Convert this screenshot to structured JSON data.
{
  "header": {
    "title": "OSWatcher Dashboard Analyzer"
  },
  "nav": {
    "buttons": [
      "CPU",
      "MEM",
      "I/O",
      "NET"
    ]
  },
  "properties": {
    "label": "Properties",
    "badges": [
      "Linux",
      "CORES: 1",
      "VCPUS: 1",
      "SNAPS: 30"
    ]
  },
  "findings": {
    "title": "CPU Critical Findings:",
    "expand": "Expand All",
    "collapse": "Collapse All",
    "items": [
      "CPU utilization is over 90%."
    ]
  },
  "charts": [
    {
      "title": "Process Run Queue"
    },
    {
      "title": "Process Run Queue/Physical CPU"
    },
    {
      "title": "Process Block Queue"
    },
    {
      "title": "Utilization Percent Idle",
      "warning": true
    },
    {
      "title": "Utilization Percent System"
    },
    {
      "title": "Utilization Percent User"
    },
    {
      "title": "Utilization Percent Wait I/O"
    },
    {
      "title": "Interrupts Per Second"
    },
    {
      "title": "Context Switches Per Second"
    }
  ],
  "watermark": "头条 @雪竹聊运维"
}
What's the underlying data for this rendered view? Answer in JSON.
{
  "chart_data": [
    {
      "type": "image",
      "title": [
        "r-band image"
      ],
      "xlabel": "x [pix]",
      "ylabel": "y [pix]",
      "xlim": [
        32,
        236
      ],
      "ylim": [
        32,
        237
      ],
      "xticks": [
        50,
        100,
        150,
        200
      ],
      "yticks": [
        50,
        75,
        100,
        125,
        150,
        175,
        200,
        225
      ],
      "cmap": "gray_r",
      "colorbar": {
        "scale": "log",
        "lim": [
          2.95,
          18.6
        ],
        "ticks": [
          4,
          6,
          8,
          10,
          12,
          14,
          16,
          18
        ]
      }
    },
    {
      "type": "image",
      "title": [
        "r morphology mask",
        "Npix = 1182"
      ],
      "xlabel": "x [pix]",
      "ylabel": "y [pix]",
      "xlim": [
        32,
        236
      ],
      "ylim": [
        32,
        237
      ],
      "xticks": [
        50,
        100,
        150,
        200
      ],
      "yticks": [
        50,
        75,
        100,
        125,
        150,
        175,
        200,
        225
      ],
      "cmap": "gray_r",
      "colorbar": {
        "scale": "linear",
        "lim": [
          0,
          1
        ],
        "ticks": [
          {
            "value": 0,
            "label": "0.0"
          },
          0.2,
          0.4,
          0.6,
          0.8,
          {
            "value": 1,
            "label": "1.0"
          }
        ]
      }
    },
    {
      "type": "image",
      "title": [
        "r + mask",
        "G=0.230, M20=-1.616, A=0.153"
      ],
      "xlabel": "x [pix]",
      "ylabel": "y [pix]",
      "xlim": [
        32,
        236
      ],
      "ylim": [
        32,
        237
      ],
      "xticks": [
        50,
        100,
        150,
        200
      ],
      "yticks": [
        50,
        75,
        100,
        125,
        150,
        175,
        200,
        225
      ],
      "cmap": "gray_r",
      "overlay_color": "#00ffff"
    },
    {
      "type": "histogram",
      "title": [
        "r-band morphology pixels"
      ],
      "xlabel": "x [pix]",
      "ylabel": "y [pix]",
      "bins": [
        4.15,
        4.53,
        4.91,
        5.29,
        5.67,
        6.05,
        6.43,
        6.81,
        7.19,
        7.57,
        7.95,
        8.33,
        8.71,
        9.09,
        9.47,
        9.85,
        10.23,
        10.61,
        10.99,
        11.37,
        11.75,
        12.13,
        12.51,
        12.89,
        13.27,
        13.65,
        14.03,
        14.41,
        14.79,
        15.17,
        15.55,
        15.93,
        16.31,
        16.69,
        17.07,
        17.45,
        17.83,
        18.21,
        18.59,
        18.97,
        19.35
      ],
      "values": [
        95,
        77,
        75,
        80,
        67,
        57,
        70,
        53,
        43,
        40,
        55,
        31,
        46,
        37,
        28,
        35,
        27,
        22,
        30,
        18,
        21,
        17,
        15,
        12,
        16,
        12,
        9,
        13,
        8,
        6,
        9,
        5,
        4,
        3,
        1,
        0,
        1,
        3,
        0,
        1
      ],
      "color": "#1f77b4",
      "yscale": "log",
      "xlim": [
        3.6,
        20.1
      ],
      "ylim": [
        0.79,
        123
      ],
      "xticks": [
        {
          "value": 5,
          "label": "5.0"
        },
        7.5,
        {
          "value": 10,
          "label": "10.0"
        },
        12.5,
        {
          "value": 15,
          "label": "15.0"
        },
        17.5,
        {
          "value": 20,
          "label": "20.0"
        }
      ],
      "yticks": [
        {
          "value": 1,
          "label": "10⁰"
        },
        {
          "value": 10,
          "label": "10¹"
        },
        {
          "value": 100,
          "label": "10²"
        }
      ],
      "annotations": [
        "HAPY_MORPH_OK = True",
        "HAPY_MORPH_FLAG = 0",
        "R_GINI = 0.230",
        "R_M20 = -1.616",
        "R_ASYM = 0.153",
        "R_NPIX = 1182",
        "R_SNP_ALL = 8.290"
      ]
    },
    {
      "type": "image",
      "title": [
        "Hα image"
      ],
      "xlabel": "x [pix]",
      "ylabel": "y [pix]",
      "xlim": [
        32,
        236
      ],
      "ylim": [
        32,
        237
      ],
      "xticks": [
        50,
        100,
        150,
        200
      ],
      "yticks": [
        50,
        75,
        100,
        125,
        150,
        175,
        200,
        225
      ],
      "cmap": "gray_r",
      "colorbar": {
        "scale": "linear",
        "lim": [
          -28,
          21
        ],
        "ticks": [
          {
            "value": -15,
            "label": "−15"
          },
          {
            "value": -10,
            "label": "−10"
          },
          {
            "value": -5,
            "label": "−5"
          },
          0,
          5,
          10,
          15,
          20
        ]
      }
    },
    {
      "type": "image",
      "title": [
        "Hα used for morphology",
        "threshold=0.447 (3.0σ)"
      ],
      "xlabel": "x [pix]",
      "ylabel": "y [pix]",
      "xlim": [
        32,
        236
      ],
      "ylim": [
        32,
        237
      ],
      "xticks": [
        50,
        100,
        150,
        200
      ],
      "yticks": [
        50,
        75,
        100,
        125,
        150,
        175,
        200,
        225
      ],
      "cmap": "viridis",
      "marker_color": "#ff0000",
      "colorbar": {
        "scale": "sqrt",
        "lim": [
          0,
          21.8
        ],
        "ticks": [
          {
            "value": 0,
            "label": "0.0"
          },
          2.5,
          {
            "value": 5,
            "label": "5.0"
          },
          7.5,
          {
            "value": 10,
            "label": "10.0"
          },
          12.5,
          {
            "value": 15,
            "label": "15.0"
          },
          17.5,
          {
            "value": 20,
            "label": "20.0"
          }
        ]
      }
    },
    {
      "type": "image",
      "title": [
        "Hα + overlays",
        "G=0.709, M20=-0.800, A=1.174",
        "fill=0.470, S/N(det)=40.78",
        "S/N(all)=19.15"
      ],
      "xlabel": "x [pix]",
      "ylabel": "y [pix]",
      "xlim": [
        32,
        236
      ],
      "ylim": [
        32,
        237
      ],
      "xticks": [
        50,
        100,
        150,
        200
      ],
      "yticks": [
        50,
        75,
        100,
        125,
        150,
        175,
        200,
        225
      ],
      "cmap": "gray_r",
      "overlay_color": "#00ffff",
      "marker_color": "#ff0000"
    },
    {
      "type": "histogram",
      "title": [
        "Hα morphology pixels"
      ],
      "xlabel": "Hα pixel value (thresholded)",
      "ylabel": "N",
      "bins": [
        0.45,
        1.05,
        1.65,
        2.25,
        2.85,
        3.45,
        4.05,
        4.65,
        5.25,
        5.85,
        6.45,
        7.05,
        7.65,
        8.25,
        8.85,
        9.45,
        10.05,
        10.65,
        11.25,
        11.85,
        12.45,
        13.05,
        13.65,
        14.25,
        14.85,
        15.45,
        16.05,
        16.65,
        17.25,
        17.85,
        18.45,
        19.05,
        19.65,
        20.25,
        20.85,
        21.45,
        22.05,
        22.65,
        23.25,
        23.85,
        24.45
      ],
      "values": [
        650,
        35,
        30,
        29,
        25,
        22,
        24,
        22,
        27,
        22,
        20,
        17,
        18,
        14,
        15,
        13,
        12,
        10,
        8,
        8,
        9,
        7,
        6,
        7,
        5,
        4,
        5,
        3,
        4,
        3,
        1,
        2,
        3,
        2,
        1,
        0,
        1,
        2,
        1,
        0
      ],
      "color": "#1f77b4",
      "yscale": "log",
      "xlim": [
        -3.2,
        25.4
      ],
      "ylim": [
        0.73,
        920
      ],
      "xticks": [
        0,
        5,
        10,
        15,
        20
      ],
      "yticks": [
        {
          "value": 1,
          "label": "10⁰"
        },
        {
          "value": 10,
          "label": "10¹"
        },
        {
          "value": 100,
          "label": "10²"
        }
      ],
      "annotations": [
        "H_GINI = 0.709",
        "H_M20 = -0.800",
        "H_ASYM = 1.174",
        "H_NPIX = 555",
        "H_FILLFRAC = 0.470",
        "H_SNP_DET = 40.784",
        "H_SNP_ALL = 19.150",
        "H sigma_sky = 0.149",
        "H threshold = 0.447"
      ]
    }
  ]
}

■ Job ■
Copy out each line that contains the word "this".

■ The response ■
Convert this screenshot to structured JSON data.
What's the underlying data for this rendered view? Answer in JSON.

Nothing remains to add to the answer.